> **MATERIAL PROVIDED**:
#####

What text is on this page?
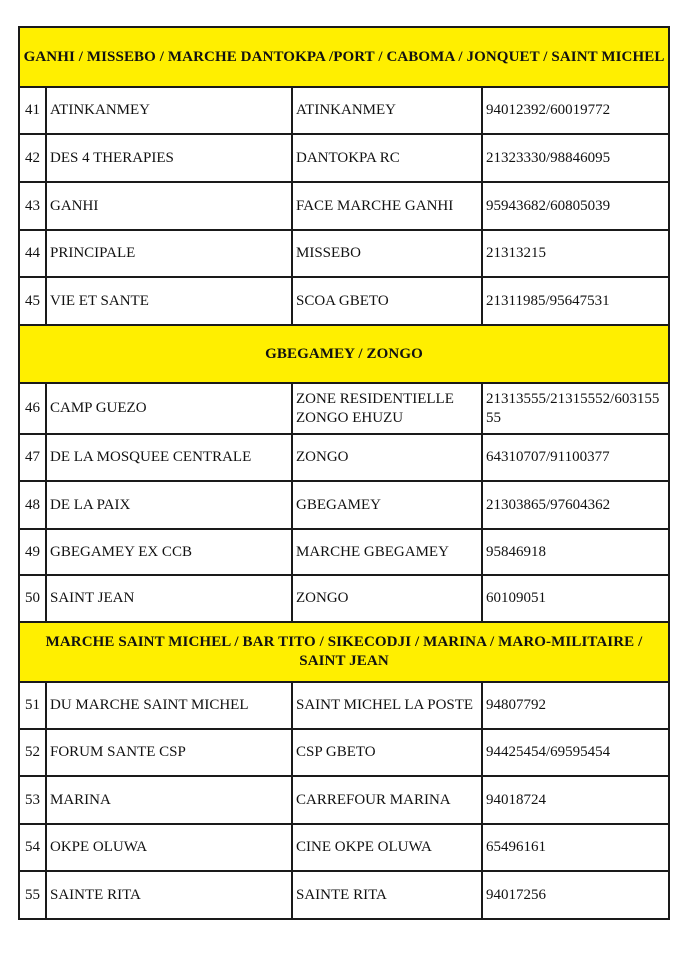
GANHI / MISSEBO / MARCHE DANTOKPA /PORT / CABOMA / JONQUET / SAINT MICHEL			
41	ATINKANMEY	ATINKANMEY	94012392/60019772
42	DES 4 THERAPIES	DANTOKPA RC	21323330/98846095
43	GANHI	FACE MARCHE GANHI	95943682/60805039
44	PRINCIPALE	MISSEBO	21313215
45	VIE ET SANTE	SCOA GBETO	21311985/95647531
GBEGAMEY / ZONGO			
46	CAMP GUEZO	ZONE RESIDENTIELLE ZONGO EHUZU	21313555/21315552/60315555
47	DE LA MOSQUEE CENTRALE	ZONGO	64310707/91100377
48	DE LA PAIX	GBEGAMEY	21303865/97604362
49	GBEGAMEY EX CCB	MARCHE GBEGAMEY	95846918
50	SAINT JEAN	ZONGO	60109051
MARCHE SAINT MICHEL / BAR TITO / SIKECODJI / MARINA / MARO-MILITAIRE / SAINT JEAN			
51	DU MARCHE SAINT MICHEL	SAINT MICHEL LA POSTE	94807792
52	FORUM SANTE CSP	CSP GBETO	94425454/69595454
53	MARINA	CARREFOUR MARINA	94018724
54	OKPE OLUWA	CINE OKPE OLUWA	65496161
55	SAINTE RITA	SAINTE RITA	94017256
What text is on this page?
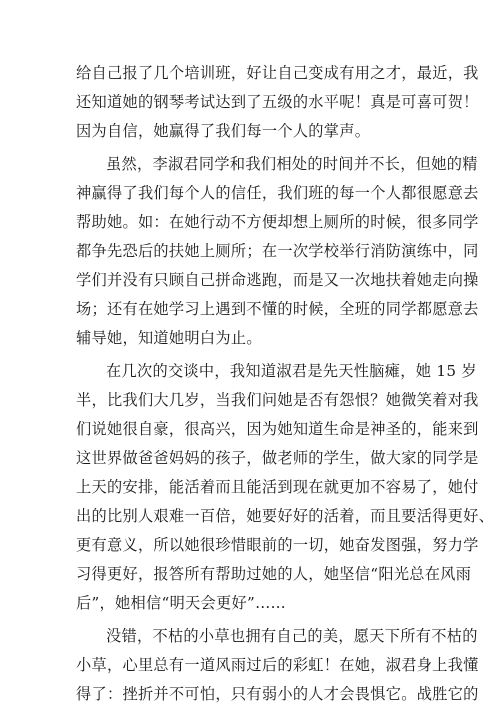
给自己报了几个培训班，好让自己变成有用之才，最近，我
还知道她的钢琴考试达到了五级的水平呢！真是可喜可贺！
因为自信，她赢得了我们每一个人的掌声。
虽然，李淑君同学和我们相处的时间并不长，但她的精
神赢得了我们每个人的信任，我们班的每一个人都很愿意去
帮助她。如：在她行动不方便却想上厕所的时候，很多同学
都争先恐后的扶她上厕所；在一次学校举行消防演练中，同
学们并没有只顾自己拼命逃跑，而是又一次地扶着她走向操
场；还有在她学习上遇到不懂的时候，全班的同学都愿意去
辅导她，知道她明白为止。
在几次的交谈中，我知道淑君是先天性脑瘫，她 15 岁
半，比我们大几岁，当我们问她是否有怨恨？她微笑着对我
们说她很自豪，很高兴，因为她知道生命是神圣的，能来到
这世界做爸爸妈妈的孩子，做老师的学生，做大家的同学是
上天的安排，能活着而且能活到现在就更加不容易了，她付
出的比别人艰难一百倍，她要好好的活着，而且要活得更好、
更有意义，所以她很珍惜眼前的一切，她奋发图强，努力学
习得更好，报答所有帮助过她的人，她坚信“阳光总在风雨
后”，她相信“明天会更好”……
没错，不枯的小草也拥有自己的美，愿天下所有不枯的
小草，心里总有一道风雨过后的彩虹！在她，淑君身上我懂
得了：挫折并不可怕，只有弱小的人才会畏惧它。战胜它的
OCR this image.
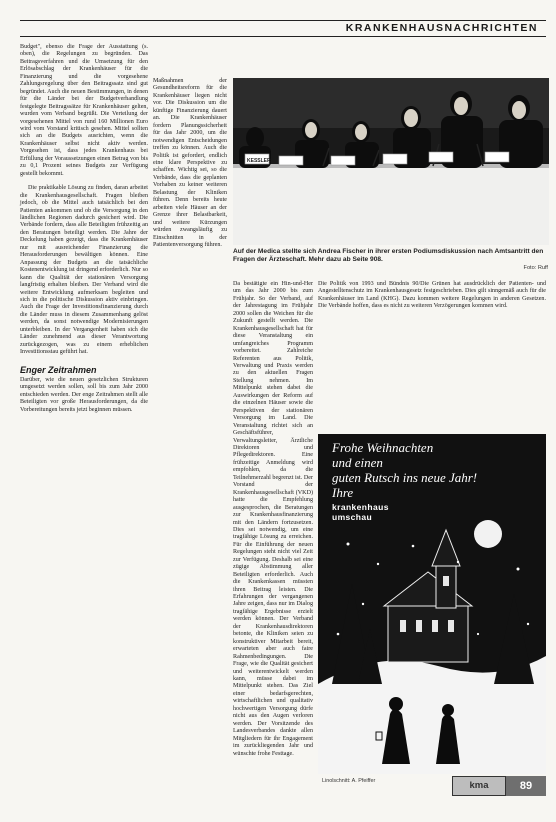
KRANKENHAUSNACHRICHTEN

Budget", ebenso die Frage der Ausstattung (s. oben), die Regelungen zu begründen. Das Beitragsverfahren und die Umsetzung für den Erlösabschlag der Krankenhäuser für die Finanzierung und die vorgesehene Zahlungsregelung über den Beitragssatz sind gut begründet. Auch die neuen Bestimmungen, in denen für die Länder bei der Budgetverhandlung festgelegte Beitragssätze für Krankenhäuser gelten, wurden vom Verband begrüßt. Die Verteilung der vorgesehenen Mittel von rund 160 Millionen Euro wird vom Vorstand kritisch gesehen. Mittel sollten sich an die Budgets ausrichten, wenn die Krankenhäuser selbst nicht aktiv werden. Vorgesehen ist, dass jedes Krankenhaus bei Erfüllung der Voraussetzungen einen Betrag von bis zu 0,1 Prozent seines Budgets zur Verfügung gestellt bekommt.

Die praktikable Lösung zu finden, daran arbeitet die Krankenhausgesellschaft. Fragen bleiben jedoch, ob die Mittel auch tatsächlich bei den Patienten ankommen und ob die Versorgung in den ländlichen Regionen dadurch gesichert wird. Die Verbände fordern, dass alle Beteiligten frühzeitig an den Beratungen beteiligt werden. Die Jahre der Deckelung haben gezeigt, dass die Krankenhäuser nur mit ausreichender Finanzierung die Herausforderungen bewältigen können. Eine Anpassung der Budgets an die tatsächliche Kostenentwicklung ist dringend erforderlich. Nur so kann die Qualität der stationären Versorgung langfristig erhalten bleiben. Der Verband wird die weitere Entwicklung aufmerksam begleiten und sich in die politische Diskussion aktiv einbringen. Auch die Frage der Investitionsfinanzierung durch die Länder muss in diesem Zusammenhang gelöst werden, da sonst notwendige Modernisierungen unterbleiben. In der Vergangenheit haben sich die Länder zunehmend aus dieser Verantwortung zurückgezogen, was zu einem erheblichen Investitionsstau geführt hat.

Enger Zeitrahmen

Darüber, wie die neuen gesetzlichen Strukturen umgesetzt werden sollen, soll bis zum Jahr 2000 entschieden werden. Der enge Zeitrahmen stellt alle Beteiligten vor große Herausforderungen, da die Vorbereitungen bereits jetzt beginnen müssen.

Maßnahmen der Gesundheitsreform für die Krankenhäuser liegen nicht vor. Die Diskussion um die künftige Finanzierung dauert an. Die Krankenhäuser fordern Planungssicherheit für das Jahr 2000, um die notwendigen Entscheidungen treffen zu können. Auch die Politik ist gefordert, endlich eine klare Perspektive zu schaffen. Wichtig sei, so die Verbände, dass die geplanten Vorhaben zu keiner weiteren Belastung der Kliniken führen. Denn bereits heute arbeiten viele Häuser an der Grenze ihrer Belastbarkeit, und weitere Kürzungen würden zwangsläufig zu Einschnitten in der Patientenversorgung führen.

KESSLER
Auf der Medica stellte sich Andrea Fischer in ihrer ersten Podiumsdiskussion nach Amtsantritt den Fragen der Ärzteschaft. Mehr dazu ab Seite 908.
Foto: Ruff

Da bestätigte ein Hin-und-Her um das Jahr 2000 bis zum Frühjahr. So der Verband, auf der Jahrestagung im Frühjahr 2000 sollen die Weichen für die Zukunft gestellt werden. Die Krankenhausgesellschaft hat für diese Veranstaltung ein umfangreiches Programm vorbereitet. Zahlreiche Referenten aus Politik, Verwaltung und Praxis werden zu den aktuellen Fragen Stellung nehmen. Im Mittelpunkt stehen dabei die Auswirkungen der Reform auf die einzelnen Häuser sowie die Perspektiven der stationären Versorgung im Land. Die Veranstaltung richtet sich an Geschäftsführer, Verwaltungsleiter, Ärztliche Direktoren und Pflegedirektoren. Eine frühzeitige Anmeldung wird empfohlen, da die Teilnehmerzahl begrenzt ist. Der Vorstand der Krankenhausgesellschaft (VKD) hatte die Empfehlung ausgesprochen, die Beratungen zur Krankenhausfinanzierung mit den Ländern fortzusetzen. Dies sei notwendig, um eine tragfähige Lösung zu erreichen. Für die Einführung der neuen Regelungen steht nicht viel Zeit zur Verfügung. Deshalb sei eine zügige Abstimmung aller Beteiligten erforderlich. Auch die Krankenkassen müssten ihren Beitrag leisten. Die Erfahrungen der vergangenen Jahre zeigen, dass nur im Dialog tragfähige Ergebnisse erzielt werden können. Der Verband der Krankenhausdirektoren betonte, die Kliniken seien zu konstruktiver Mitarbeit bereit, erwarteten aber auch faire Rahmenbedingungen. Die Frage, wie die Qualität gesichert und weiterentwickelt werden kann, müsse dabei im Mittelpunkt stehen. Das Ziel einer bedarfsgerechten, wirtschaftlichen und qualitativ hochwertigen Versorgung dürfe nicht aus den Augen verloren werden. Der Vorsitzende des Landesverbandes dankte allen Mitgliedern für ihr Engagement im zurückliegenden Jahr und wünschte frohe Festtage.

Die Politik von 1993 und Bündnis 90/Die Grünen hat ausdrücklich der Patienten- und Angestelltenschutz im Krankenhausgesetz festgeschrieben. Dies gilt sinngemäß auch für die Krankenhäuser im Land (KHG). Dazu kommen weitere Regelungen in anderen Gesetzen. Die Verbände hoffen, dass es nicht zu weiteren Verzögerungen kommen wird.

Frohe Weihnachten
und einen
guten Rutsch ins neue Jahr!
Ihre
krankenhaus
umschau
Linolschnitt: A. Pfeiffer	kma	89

#####

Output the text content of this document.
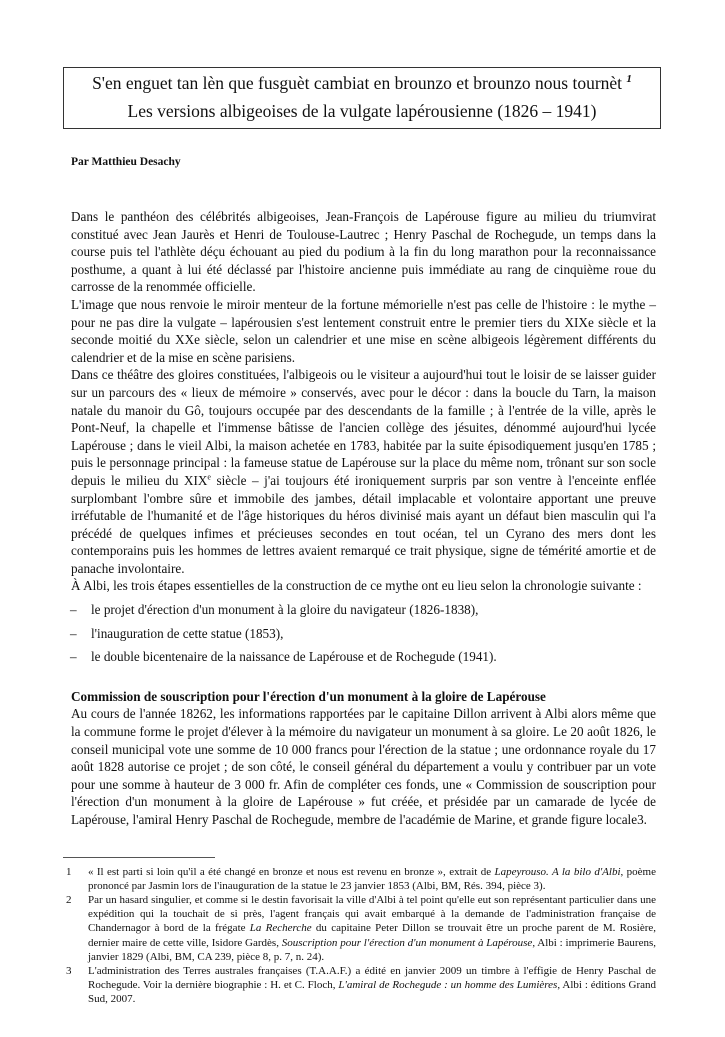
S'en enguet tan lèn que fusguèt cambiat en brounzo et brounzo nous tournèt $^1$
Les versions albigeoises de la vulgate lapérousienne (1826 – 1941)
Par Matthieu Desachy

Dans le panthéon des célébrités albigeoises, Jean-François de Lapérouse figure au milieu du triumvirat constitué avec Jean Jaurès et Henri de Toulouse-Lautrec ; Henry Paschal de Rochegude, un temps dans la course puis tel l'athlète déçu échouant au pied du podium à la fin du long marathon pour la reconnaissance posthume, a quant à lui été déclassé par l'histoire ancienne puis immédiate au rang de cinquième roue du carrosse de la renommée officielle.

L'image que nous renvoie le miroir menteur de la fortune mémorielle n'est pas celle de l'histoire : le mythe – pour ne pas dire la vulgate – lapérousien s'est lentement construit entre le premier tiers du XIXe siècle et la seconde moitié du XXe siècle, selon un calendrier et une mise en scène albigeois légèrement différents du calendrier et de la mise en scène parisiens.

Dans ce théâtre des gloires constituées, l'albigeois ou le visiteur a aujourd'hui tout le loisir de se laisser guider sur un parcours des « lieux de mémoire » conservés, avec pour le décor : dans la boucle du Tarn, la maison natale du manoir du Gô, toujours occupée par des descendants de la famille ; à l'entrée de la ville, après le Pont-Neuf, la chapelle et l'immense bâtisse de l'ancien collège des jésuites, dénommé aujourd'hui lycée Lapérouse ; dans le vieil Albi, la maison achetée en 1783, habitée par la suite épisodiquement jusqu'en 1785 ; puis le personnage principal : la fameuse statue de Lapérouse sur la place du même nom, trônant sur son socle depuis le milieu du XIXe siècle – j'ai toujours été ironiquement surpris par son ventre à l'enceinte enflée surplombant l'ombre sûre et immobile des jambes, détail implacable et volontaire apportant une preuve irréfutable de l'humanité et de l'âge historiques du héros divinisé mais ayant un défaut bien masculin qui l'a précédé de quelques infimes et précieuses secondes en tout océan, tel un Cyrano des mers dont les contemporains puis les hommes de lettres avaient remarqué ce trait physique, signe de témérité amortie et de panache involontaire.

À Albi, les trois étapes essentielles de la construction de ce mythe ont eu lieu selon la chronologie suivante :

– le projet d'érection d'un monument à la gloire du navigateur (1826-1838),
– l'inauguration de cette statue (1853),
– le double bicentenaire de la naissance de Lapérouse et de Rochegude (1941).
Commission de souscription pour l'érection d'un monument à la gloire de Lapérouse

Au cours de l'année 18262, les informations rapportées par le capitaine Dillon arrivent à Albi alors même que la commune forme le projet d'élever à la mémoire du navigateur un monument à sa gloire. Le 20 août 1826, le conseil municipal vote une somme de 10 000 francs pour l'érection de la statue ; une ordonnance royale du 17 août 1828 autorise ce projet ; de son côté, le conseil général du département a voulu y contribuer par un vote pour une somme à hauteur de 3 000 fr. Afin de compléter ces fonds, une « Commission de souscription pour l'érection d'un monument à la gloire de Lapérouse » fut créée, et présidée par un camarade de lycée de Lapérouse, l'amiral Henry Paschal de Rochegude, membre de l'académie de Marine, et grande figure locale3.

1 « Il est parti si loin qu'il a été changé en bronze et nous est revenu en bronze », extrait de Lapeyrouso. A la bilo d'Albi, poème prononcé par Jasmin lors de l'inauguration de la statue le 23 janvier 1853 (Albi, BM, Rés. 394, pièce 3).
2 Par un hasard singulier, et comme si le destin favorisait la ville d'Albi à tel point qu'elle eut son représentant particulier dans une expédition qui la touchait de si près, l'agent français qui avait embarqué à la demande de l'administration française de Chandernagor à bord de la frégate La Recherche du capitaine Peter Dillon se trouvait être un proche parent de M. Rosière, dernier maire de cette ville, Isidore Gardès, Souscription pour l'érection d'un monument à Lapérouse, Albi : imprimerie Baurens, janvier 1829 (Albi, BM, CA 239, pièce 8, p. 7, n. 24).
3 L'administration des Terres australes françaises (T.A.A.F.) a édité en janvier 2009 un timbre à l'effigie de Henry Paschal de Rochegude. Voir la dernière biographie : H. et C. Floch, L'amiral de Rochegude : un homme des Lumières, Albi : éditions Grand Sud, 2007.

#####

> **TO BE DONE**:
Your answer should be a single number: the count of lines in the data that include the word "this".

> **EXPECTED ANSWER**:
4